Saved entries

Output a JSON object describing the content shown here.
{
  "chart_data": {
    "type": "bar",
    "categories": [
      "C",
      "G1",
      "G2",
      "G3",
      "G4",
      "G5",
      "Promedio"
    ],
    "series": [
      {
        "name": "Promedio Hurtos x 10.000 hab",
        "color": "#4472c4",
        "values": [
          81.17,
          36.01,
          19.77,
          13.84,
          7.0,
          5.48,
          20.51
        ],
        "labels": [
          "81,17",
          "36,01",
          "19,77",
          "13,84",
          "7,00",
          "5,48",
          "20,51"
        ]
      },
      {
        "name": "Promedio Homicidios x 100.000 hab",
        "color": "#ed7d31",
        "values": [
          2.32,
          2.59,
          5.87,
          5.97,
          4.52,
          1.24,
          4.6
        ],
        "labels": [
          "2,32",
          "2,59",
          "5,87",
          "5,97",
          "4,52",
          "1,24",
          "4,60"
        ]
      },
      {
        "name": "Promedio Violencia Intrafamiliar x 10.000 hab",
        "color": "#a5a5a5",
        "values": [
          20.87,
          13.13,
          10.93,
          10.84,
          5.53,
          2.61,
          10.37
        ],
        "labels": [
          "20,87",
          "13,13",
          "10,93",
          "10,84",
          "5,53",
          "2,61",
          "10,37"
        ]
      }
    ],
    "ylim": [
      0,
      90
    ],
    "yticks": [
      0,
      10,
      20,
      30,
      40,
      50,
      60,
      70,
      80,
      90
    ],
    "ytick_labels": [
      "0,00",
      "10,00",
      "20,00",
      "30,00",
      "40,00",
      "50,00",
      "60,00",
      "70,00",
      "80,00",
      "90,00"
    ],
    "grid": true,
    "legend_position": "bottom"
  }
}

_JOB:_ Return every line of the preceding records in which the word "name" appears.

_COMPLETE OUTPUT:_
        "name": "Promedio Hurtos x 10.000 hab",
        "name": "Promedio Homicidios x 100.000 hab",
        "name": "Promedio Violencia Intrafamiliar x 10.000 hab",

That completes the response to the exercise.